--- What the task asks ---
Omit every picture while repeating the entries exactly.

--- Information supplied ---
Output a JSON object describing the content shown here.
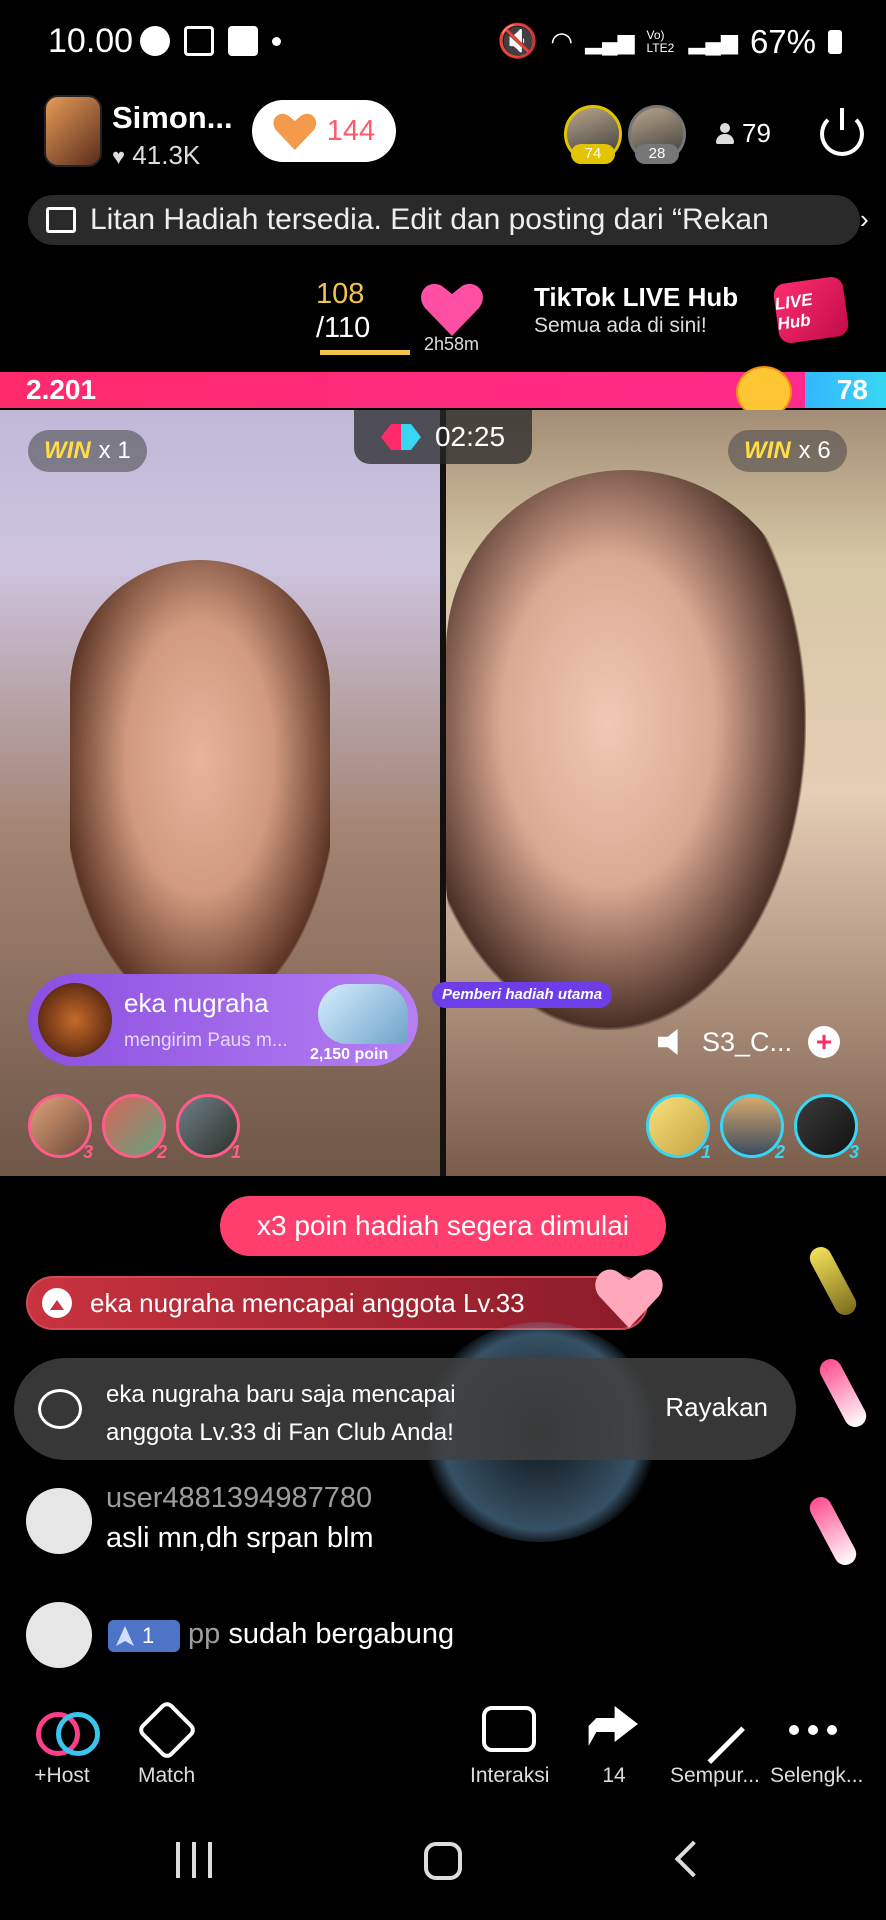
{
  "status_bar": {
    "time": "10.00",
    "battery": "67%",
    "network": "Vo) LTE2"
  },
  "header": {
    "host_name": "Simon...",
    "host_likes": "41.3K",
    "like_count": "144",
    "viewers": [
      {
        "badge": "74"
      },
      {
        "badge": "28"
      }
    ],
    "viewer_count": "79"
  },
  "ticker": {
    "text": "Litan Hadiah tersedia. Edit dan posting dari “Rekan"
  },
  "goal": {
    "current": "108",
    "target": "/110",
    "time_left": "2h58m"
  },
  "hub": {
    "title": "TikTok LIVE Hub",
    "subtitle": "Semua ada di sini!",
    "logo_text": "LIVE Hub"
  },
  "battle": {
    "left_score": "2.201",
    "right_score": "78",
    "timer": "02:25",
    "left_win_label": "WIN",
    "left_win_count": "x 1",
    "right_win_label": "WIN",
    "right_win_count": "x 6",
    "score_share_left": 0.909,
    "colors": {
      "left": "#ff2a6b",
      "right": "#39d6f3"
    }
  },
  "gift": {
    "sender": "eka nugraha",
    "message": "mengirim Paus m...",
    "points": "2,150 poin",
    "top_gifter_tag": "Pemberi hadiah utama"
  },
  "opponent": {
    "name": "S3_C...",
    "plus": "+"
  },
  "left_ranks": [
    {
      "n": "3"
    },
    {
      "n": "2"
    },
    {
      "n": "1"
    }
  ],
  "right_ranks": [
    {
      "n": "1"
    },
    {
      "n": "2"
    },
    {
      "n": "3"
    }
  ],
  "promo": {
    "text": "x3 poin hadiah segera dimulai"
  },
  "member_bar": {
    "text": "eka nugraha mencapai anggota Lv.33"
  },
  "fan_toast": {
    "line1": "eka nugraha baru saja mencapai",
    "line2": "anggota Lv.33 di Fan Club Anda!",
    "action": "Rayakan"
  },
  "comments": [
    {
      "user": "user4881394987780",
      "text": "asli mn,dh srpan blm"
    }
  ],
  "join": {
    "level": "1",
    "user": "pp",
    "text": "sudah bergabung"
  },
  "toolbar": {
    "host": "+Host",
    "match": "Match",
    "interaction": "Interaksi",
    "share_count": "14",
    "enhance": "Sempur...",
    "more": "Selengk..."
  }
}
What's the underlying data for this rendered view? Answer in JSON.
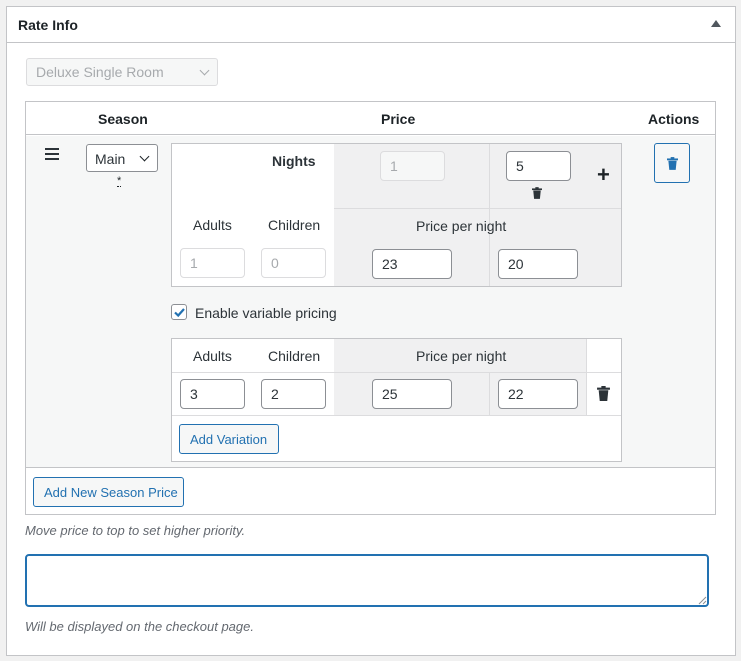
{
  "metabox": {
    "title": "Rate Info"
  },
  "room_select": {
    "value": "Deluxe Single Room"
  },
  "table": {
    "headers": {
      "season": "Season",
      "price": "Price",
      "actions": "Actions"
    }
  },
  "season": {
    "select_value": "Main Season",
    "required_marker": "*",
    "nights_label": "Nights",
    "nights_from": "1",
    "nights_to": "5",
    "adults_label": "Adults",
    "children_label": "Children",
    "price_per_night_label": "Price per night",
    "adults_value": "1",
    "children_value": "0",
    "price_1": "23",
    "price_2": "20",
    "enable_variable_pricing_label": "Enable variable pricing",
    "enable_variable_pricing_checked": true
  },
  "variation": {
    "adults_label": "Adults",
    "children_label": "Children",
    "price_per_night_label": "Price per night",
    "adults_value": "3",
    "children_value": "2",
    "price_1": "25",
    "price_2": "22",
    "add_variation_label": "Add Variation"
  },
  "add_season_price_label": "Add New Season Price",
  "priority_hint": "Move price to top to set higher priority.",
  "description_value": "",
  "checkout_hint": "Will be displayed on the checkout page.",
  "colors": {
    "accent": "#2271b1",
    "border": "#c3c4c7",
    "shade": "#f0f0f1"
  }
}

--- Solution for this task ---
Output a JSON object describing the content shown here.
{
  "status_bar": {
    "time": "10.00",
    "battery": "67%",
    "network": "Vo) LTE2"
  },
  "header": {
    "host_name": "Simon...",
    "host_likes": "41.3K",
    "like_count": "144",
    "viewers": [
      {
        "badge": "74"
      },
      {
        "badge": "28"
      }
    ],
    "viewer_count": "79"
  },
  "ticker": {
    "text": "Litan Hadiah tersedia. Edit dan posting dari “Rekan"
  },
  "goal": {
    "current": "108",
    "target": "/110",
    "time_left": "2h58m"
  },
  "hub": {
    "title": "TikTok LIVE Hub",
    "subtitle": "Semua ada di sini!",
    "logo_text": "LIVE Hub"
  },
  "battle": {
    "left_score": "2.201",
    "right_score": "78",
    "timer": "02:25",
    "left_win_label": "WIN",
    "left_win_count": "x 1",
    "right_win_label": "WIN",
    "right_win_count": "x 6",
    "score_share_left": 0.909,
    "colors": {
      "left": "#ff2a6b",
      "right": "#39d6f3"
    }
  },
  "gift": {
    "sender": "eka nugraha",
    "message": "mengirim Paus m...",
    "points": "2,150 poin",
    "top_gifter_tag": "Pemberi hadiah utama"
  },
  "opponent": {
    "name": "S3_C...",
    "plus": "+"
  },
  "left_ranks": [
    {
      "n": "3"
    },
    {
      "n": "2"
    },
    {
      "n": "1"
    }
  ],
  "right_ranks": [
    {
      "n": "1"
    },
    {
      "n": "2"
    },
    {
      "n": "3"
    }
  ],
  "promo": {
    "text": "x3 poin hadiah segera dimulai"
  },
  "member_bar": {
    "text": "eka nugraha mencapai anggota Lv.33"
  },
  "fan_toast": {
    "line1": "eka nugraha baru saja mencapai",
    "line2": "anggota Lv.33 di Fan Club Anda!",
    "action": "Rayakan"
  },
  "comments": [
    {
      "user": "user4881394987780",
      "text": "asli mn,dh srpan blm"
    }
  ],
  "join": {
    "level": "1",
    "user": "pp",
    "text": "sudah bergabung"
  },
  "toolbar": {
    "host": "+Host",
    "match": "Match",
    "interaction": "Interaksi",
    "share_count": "14",
    "enhance": "Sempur...",
    "more": "Selengk..."
  }
}
What's the underlying data for this rendered view? Answer in JSON.
{
  "metabox": {
    "title": "Rate Info"
  },
  "room_select": {
    "value": "Deluxe Single Room"
  },
  "table": {
    "headers": {
      "season": "Season",
      "price": "Price",
      "actions": "Actions"
    }
  },
  "season": {
    "select_value": "Main Season",
    "required_marker": "*",
    "nights_label": "Nights",
    "nights_from": "1",
    "nights_to": "5",
    "adults_label": "Adults",
    "children_label": "Children",
    "price_per_night_label": "Price per night",
    "adults_value": "1",
    "children_value": "0",
    "price_1": "23",
    "price_2": "20",
    "enable_variable_pricing_label": "Enable variable pricing",
    "enable_variable_pricing_checked": true
  },
  "variation": {
    "adults_label": "Adults",
    "children_label": "Children",
    "price_per_night_label": "Price per night",
    "adults_value": "3",
    "children_value": "2",
    "price_1": "25",
    "price_2": "22",
    "add_variation_label": "Add Variation"
  },
  "add_season_price_label": "Add New Season Price",
  "priority_hint": "Move price to top to set higher priority.",
  "description_value": "",
  "checkout_hint": "Will be displayed on the checkout page.",
  "colors": {
    "accent": "#2271b1",
    "border": "#c3c4c7",
    "shade": "#f0f0f1"
  }
}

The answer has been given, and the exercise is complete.